::: Supplied data :::

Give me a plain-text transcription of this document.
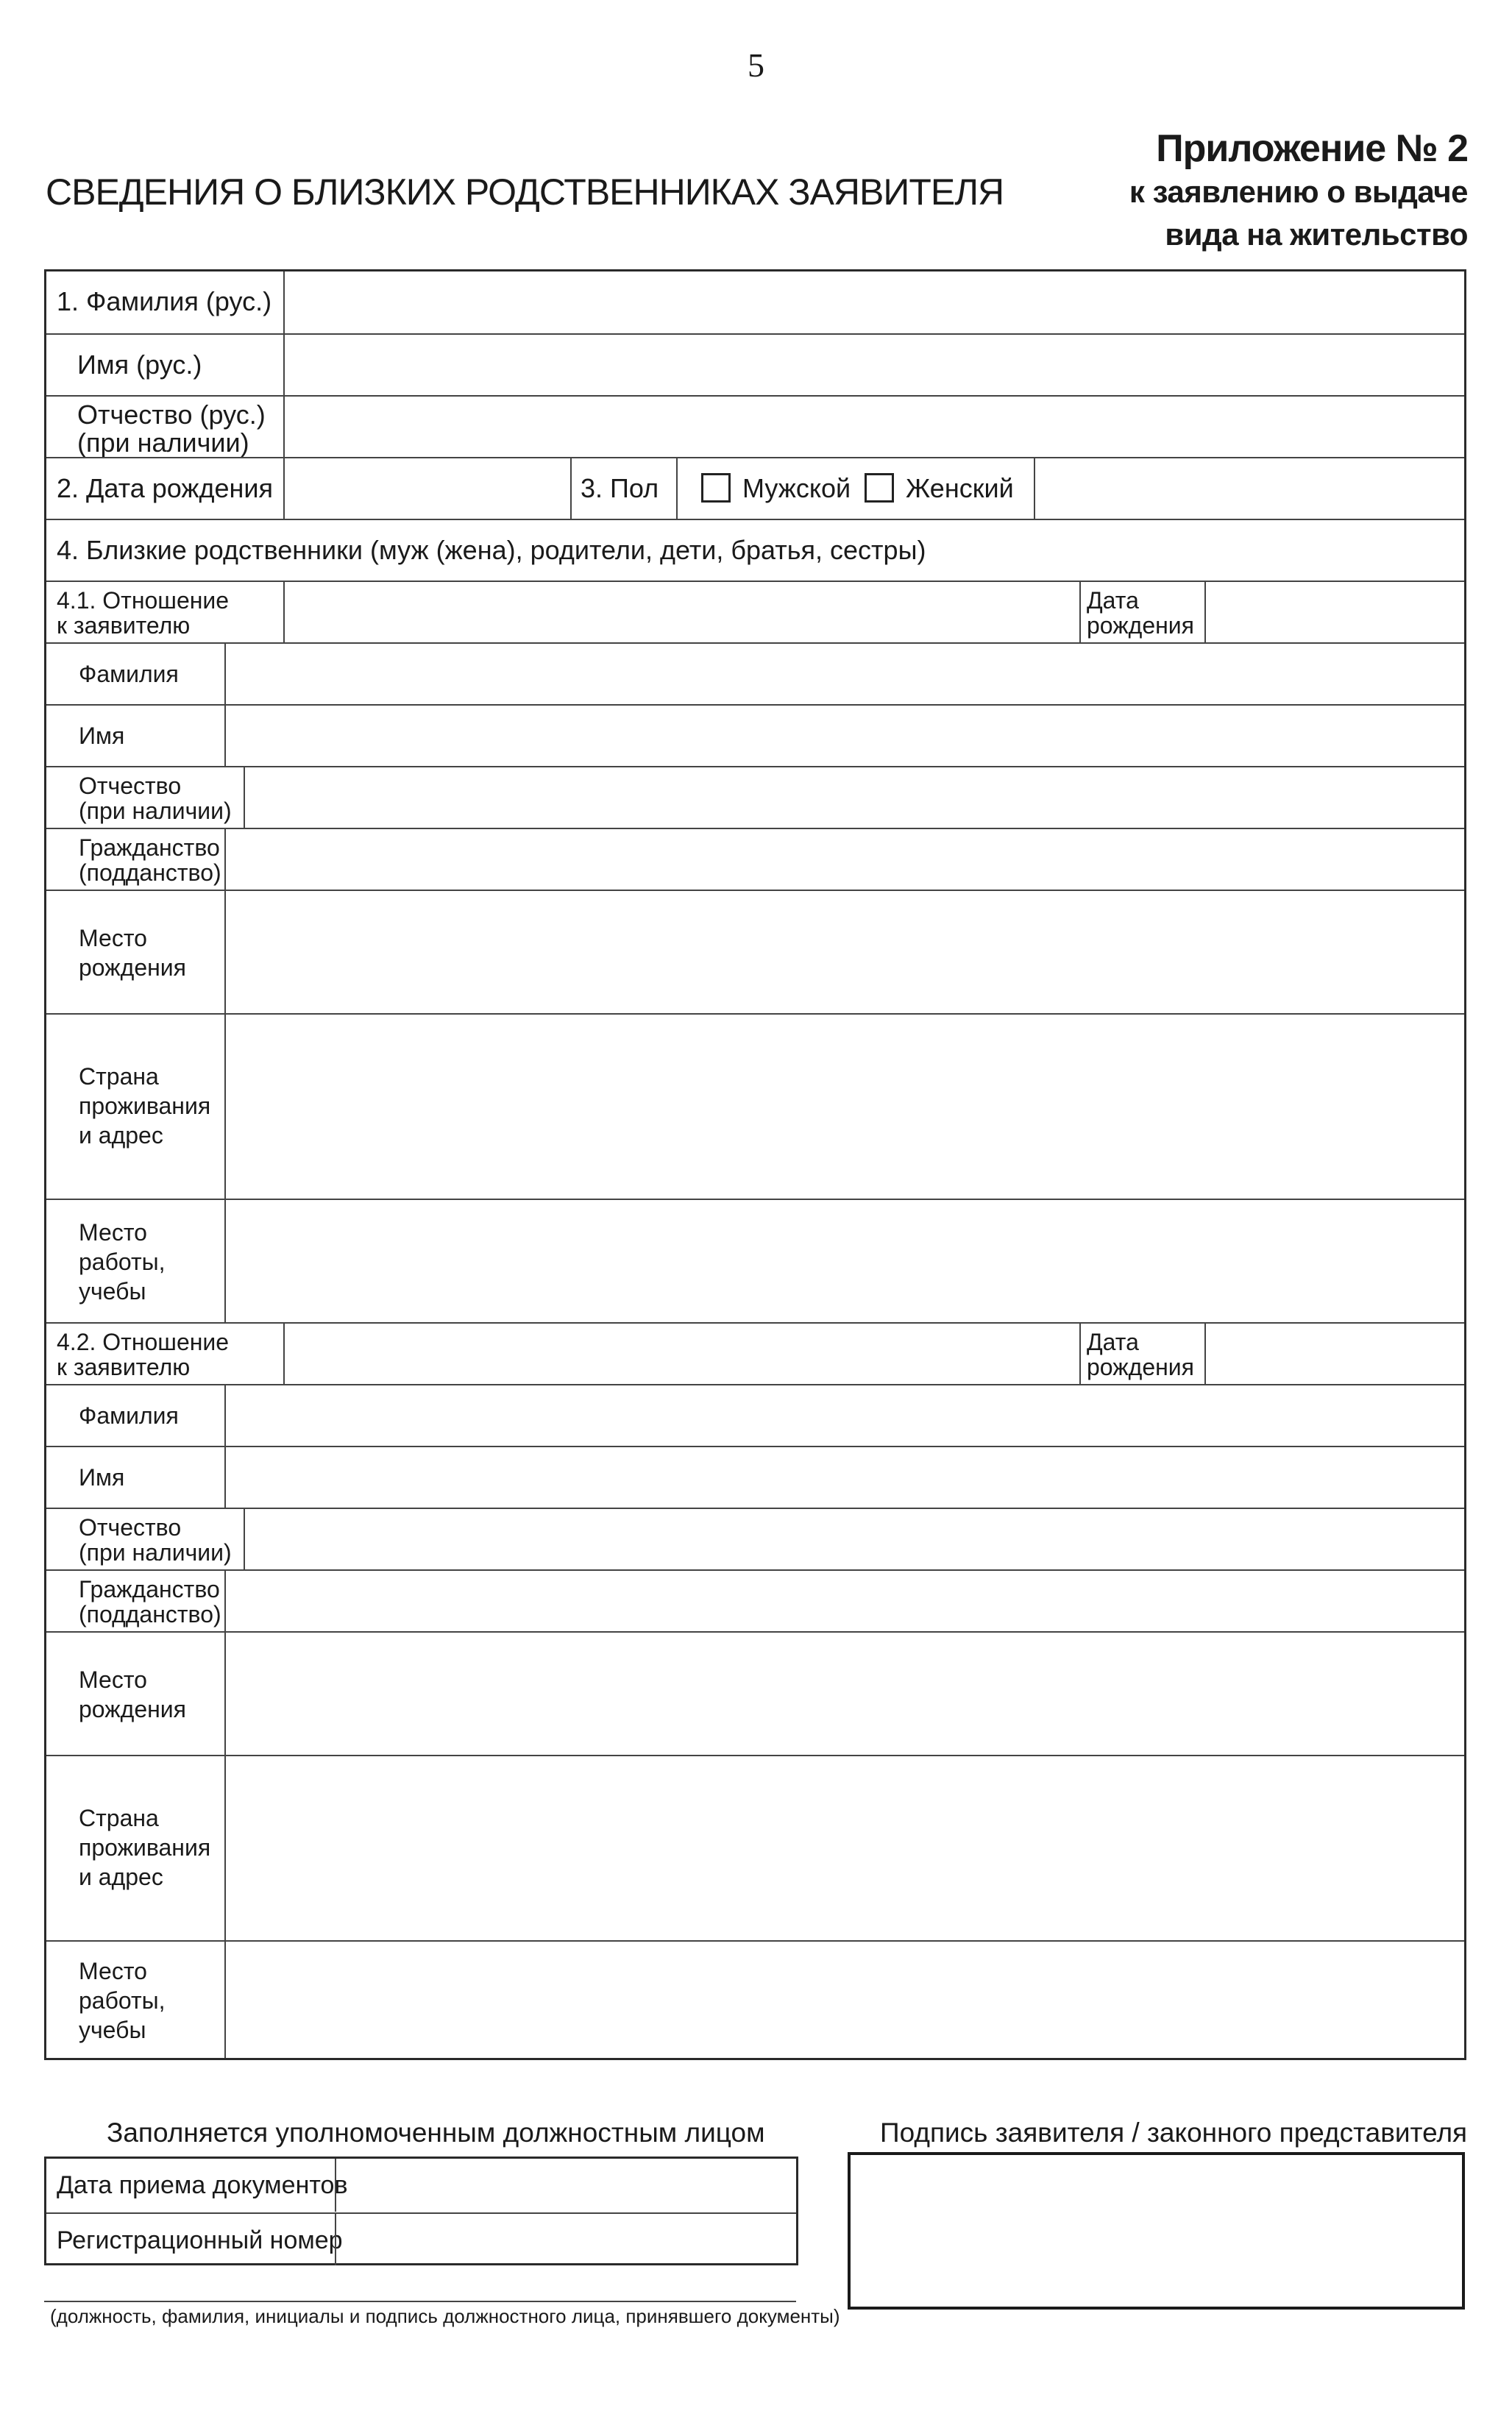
5
СВЕДЕНИЯ О БЛИЗКИХ РОДСТВЕННИКАХ ЗАЯВИТЕЛЯ
Приложение № 2
к заявлению о выдаче
вида на жительство
1. Фамилия (рус.)
Имя (рус.)
Отчество (рус.)
(при наличии)
2. Дата рождения	3. Пол	Мужской Женский
4. Близкие родственники (муж (жена), родители, дети, братья, сестры)
4.1. Отношение
к заявителю
Дата
рождения
Фамилия
Имя
Отчество
(при наличии)
Гражданство
(подданство)
Место
рождения
Страна
проживания
и адрес
Место
работы,
учебы
4.2. Отношение
к заявителю
Дата
рождения
Фамилия
Имя
Отчество
(при наличии)
Гражданство
(подданство)
Место
рождения
Страна
проживания
и адрес
Место
работы,
учебы
Заполняется уполномоченным должностным лицом
Дата приема документов
Регистрационный номер
Подпись заявителя / законного представителя
(должность, фамилия, инициалы и подпись должностного лица, принявшего документы)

:::

■ Aim of the exercise ■
Omitting all images, print the listing exactly.

■ Expected answer ■
Give me a plain-text transcription of this document.
5
СВЕДЕНИЯ О БЛИЗКИХ РОДСТВЕННИКАХ ЗАЯВИТЕЛЯ
Приложение № 2
к заявлению о выдаче
вида на жительство
1. Фамилия (рус.)
Имя (рус.)
Отчество (рус.)
(при наличии)
2. Дата рождения	3. Пол	Мужской Женский
4. Близкие родственники (муж (жена), родители, дети, братья, сестры)
4.1. Отношение
к заявителю
Дата
рождения
Фамилия
Имя
Отчество
(при наличии)
Гражданство
(подданство)
Место
рождения
Страна
проживания
и адрес
Место
работы,
учебы
4.2. Отношение
к заявителю
Дата
рождения
Фамилия
Имя
Отчество
(при наличии)
Гражданство
(подданство)
Место
рождения
Страна
проживания
и адрес
Место
работы,
учебы
Заполняется уполномоченным должностным лицом
Дата приема документов
Регистрационный номер
Подпись заявителя / законного представителя
(должность, фамилия, инициалы и подпись должностного лица, принявшего документы)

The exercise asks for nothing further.